(Stored data entries)
----------------

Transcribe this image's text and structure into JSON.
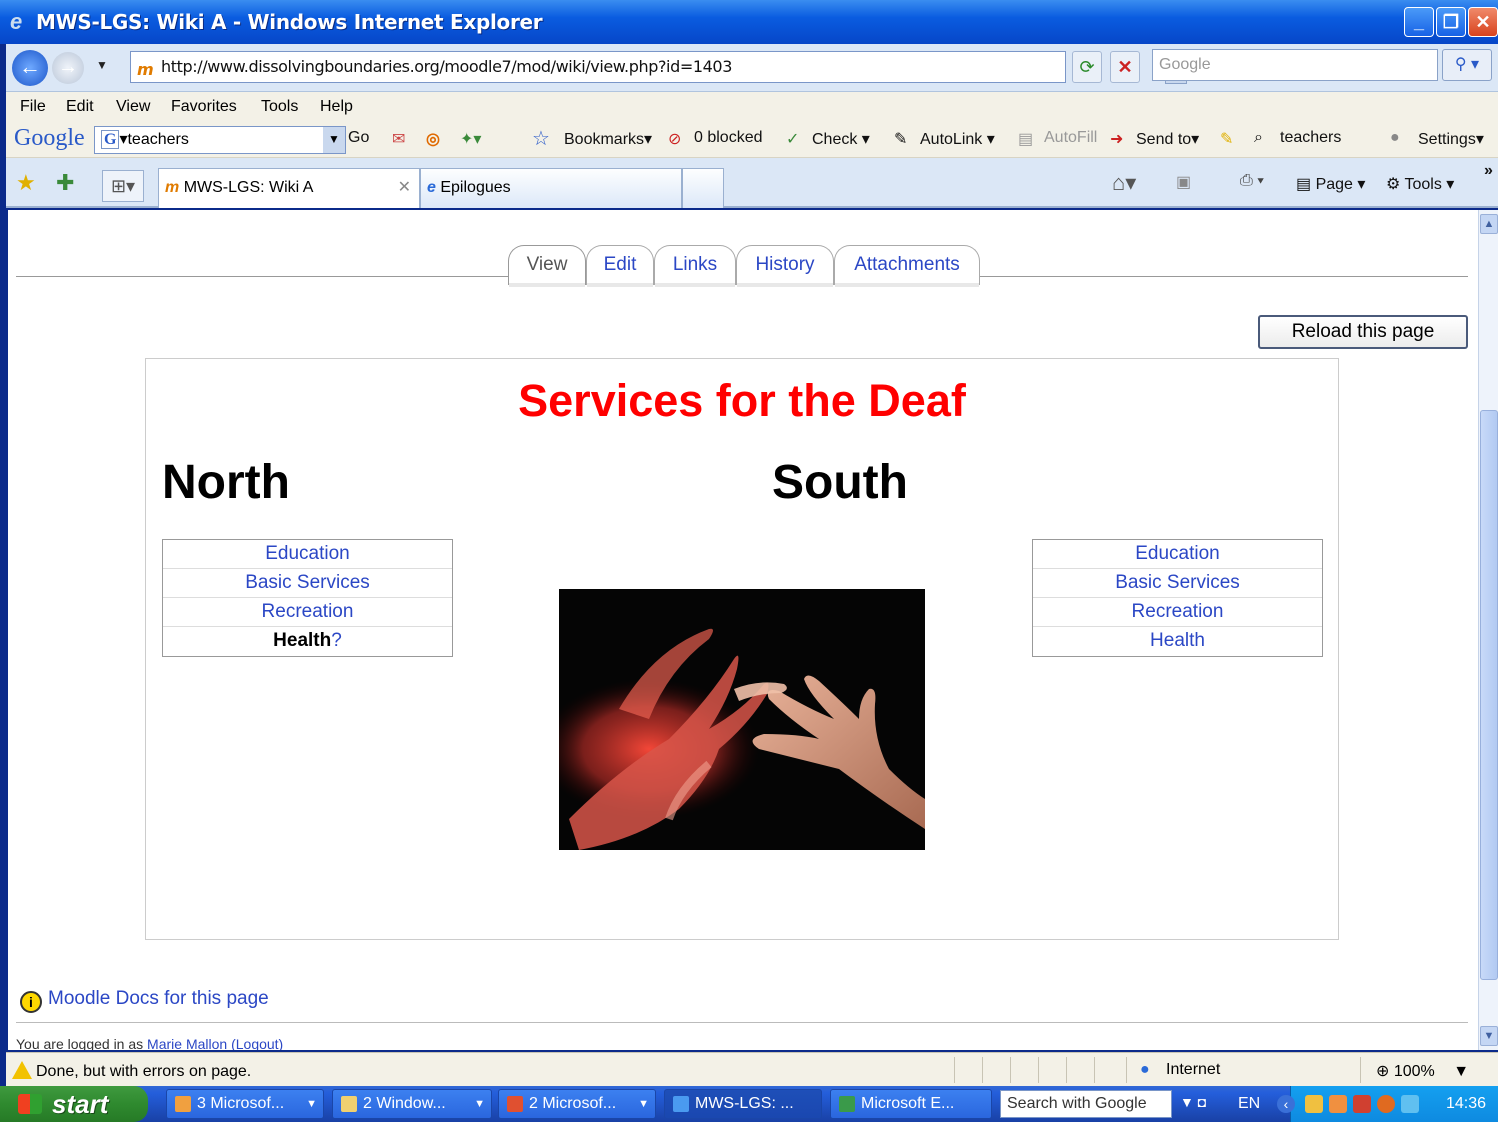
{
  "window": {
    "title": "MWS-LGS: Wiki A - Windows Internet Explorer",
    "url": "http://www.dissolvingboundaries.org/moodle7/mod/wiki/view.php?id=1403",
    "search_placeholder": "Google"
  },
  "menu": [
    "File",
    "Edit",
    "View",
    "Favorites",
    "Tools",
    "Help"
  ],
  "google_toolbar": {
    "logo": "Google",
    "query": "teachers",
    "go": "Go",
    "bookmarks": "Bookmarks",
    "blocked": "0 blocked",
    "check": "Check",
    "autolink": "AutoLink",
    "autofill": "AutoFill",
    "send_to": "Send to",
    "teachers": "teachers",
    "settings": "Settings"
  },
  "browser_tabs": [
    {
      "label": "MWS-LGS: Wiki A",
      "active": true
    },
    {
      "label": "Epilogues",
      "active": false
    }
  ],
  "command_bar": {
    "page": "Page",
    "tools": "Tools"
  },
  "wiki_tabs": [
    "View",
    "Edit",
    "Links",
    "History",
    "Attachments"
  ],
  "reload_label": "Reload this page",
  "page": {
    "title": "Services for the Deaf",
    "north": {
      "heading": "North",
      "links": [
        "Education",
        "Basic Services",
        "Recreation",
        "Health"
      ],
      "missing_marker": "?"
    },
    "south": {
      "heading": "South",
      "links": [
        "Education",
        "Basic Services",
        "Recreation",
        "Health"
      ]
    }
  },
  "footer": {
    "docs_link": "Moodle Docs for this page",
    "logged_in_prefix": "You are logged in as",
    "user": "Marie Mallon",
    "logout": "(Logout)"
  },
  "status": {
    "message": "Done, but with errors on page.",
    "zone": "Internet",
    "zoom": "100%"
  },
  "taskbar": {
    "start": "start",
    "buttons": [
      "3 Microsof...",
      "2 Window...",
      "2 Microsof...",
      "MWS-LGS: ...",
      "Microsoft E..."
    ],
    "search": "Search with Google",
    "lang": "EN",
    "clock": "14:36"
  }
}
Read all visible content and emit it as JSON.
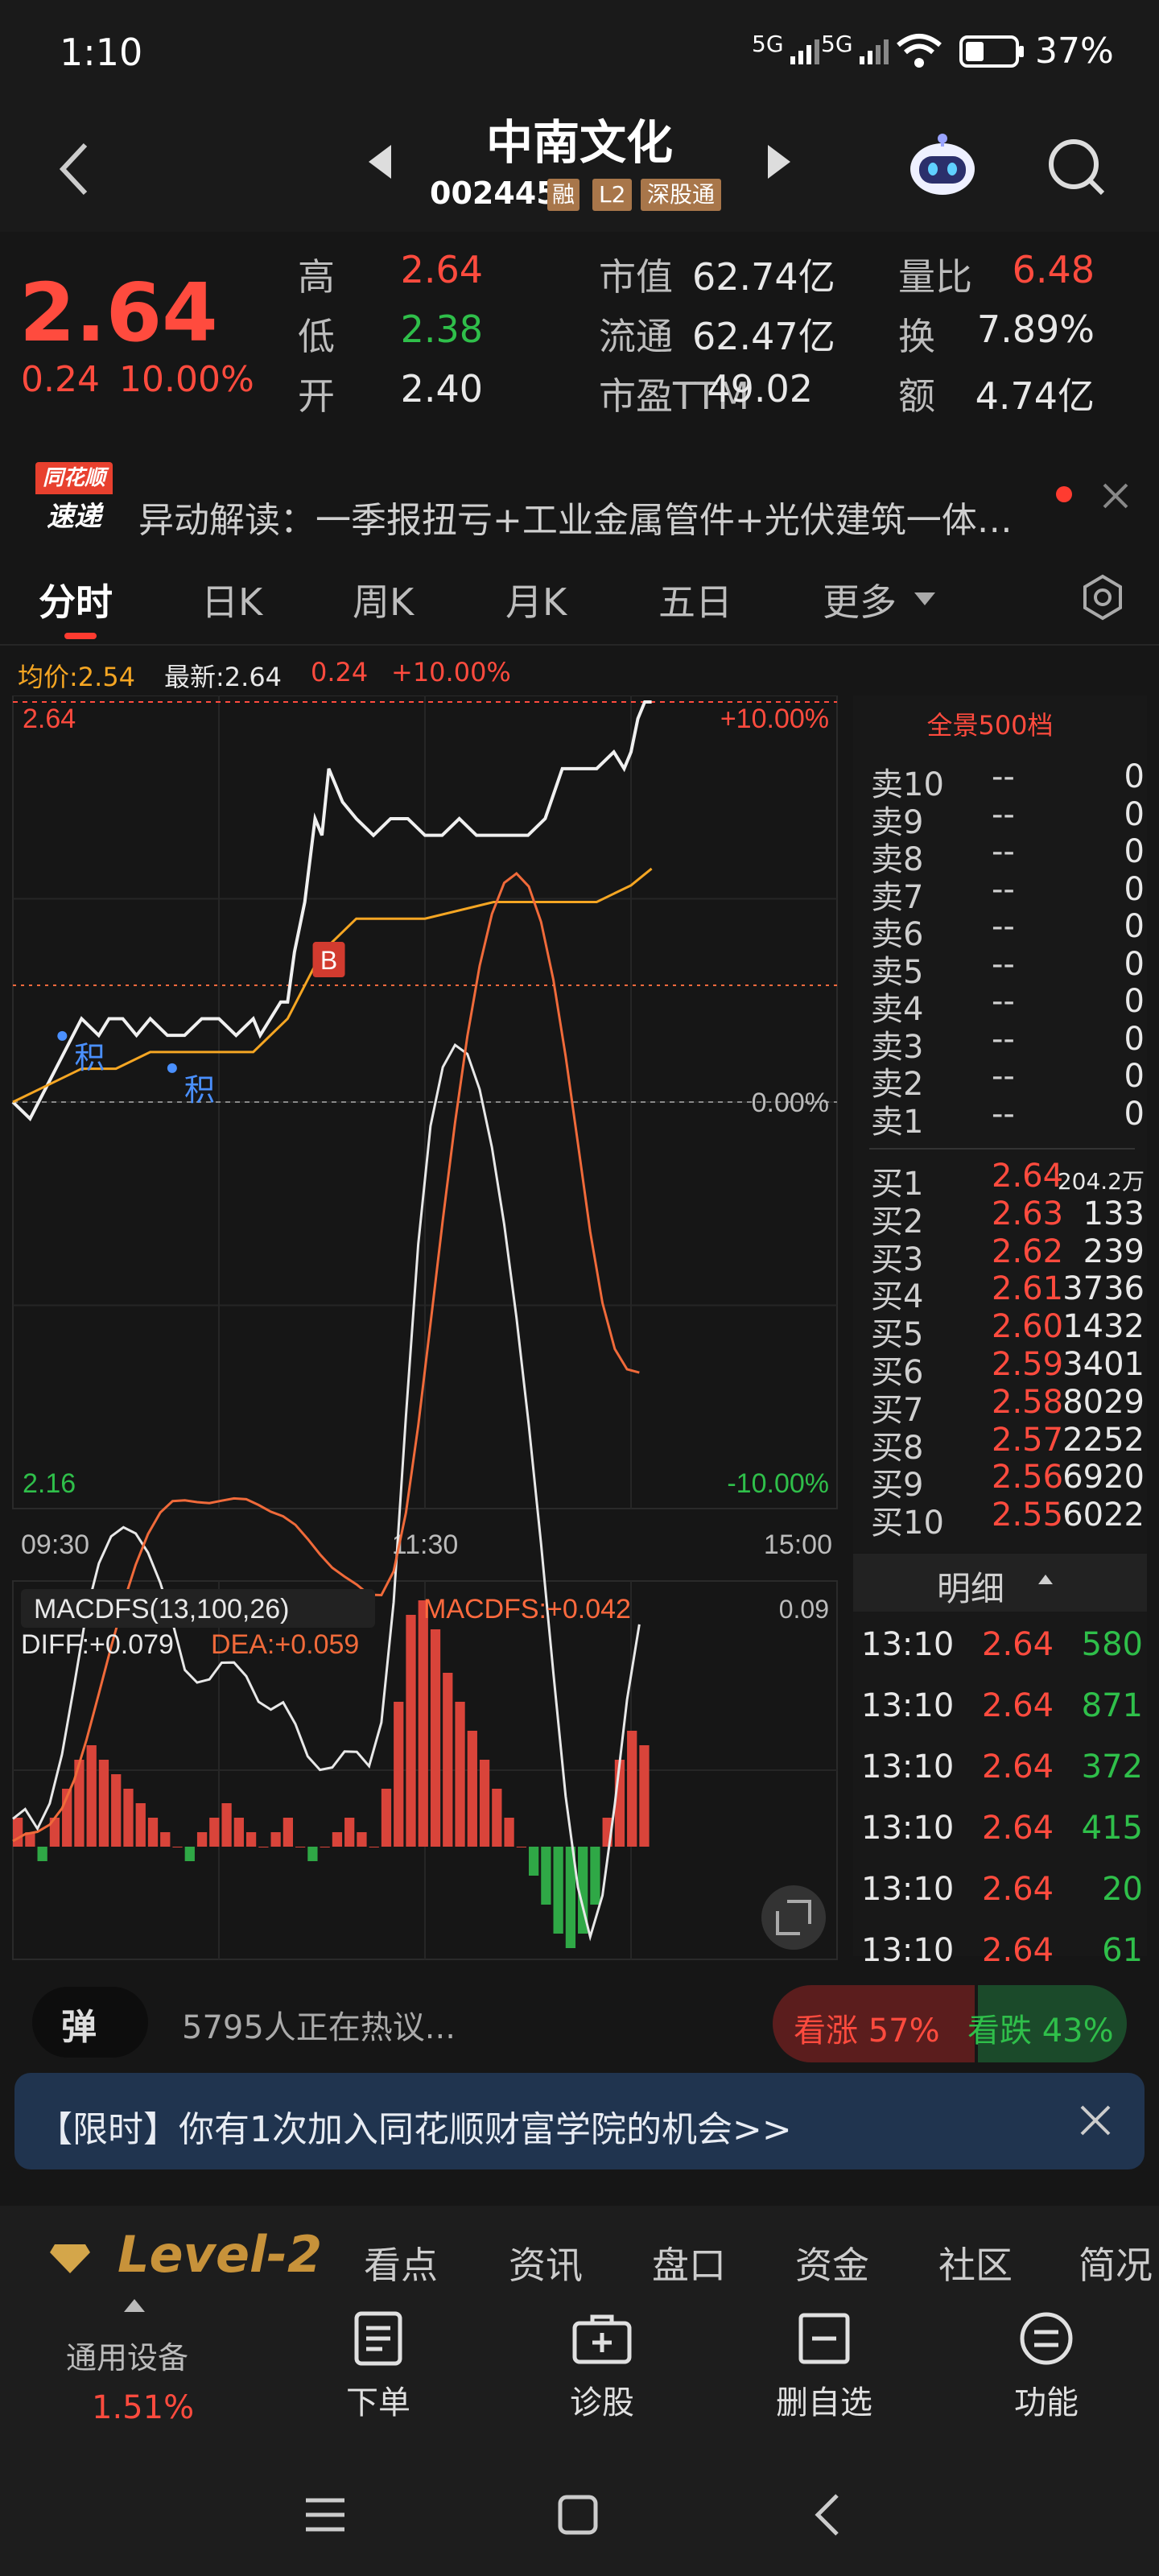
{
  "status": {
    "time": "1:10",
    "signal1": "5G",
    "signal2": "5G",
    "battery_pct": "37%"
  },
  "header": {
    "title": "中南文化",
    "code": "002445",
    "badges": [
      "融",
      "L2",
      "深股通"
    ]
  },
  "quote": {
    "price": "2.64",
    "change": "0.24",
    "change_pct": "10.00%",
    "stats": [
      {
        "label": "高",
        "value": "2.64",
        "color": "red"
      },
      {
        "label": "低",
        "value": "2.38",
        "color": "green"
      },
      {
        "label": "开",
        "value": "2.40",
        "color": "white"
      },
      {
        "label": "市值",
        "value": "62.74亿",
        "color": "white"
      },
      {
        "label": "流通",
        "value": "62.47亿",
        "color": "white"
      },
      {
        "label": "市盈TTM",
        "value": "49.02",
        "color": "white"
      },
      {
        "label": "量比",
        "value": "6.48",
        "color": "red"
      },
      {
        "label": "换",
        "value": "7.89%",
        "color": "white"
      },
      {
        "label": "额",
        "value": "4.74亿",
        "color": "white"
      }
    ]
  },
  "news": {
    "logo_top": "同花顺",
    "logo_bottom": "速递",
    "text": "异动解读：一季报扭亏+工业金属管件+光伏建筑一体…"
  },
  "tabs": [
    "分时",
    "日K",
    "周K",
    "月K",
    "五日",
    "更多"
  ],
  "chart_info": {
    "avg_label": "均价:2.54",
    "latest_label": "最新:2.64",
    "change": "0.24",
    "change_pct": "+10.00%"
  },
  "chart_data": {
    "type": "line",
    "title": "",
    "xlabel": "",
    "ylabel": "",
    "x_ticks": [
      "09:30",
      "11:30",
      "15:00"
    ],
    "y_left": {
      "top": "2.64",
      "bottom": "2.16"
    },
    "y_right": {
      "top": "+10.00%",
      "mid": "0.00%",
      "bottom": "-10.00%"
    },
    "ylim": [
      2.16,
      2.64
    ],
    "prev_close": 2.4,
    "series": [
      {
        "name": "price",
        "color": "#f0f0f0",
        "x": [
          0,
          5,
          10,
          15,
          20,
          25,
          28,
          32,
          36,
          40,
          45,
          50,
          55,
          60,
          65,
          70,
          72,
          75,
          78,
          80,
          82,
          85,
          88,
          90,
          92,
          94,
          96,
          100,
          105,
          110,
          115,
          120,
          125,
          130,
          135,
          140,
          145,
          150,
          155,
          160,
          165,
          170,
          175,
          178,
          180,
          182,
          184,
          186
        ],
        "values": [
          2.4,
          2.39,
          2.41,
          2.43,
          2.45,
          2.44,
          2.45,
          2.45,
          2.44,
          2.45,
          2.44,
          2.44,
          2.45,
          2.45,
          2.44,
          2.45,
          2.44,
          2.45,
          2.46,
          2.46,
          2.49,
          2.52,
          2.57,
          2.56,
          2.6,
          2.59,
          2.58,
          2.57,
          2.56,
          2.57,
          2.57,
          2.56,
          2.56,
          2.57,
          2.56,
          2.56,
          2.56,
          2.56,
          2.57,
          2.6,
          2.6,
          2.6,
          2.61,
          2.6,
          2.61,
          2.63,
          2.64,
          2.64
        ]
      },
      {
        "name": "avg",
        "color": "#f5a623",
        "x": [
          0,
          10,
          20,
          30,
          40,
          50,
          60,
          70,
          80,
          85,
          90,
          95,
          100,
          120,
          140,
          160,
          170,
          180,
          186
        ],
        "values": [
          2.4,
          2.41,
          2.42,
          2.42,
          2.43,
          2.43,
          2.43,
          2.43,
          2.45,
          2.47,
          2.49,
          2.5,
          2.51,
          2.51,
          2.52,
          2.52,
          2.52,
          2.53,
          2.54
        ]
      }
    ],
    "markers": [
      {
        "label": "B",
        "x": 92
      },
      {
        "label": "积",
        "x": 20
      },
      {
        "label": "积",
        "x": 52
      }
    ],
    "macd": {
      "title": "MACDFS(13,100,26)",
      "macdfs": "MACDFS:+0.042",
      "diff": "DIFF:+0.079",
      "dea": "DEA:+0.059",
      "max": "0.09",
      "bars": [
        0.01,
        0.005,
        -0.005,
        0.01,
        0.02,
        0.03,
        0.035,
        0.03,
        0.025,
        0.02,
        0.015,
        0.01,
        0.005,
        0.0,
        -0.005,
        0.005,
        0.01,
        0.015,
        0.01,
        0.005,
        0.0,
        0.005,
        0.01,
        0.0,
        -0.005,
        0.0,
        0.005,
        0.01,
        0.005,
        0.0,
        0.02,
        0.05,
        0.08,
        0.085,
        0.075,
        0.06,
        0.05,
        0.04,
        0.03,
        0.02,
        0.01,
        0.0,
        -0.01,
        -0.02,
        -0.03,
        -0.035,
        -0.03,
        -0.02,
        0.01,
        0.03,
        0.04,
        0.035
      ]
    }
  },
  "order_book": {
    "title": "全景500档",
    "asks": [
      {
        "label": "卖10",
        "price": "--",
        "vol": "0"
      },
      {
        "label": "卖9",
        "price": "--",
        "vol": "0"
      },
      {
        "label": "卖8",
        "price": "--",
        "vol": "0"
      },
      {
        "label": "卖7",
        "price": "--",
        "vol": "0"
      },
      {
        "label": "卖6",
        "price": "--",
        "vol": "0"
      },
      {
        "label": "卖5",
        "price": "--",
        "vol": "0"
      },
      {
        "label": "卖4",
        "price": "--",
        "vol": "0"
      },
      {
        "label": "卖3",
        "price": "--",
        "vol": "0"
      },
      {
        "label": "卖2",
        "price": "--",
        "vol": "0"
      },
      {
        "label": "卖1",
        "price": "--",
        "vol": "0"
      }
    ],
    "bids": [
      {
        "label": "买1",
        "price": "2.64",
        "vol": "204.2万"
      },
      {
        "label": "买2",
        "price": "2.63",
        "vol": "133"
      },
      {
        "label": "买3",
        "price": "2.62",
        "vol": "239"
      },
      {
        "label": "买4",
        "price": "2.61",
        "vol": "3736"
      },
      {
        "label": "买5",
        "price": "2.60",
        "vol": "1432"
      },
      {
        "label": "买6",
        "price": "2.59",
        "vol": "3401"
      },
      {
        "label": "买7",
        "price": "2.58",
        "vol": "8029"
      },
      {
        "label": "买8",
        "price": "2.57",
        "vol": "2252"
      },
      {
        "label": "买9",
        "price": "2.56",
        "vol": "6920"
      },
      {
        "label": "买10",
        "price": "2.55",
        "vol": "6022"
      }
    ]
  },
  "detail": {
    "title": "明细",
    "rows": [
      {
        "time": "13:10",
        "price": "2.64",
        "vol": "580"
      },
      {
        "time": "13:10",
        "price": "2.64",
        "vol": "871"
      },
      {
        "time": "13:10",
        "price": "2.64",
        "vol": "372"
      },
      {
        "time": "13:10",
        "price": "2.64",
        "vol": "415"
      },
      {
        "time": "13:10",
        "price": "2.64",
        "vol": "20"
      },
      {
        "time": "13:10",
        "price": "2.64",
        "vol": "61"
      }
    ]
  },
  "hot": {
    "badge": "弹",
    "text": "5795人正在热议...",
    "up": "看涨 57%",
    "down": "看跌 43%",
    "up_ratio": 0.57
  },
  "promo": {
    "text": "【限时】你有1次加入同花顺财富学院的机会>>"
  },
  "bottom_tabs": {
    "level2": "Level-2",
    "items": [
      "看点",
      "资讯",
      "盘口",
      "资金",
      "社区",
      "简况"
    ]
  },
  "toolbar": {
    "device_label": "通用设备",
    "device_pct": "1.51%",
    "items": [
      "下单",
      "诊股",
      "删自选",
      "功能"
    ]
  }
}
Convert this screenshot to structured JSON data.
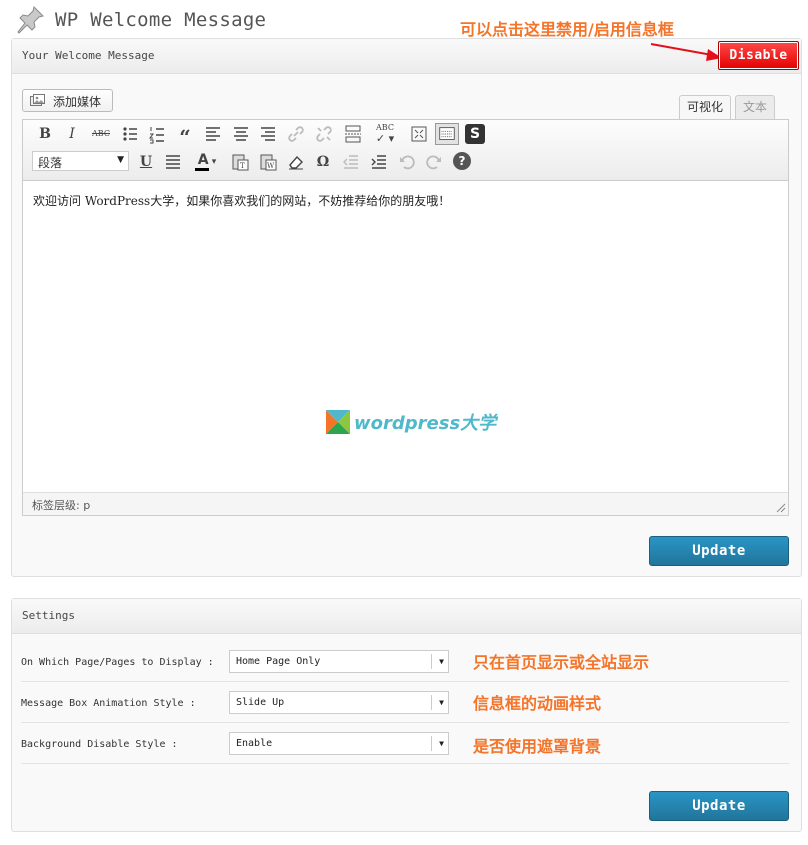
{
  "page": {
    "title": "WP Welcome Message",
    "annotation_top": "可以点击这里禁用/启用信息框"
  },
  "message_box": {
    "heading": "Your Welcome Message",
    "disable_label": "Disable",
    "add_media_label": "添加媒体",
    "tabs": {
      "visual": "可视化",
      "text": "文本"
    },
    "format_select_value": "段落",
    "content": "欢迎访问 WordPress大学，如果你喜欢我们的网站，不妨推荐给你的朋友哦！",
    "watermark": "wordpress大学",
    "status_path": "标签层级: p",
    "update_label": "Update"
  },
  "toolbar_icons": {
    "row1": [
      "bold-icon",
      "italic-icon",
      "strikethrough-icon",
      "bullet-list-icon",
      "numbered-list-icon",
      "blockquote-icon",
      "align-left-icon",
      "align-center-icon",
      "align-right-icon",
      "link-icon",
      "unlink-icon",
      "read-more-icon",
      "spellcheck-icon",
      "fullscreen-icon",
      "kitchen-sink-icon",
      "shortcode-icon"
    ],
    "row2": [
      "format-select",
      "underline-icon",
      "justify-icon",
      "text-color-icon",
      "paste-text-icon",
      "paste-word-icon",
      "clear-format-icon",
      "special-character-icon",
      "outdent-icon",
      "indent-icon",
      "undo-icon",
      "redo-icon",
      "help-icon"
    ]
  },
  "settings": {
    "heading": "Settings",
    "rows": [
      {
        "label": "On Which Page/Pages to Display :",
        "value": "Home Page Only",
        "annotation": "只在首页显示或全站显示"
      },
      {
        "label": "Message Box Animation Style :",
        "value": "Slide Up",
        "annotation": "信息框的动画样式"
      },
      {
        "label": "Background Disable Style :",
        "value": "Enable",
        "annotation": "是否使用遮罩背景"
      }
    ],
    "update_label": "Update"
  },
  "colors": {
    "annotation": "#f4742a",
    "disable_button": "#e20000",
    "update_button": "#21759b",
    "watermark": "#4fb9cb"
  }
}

----------------

* [WHAT TO PRODUCE]: Show each line holding the word "list".

* [CORRECT RESPONSE]:
      "bullet-list-icon",
      "numbered-list-icon",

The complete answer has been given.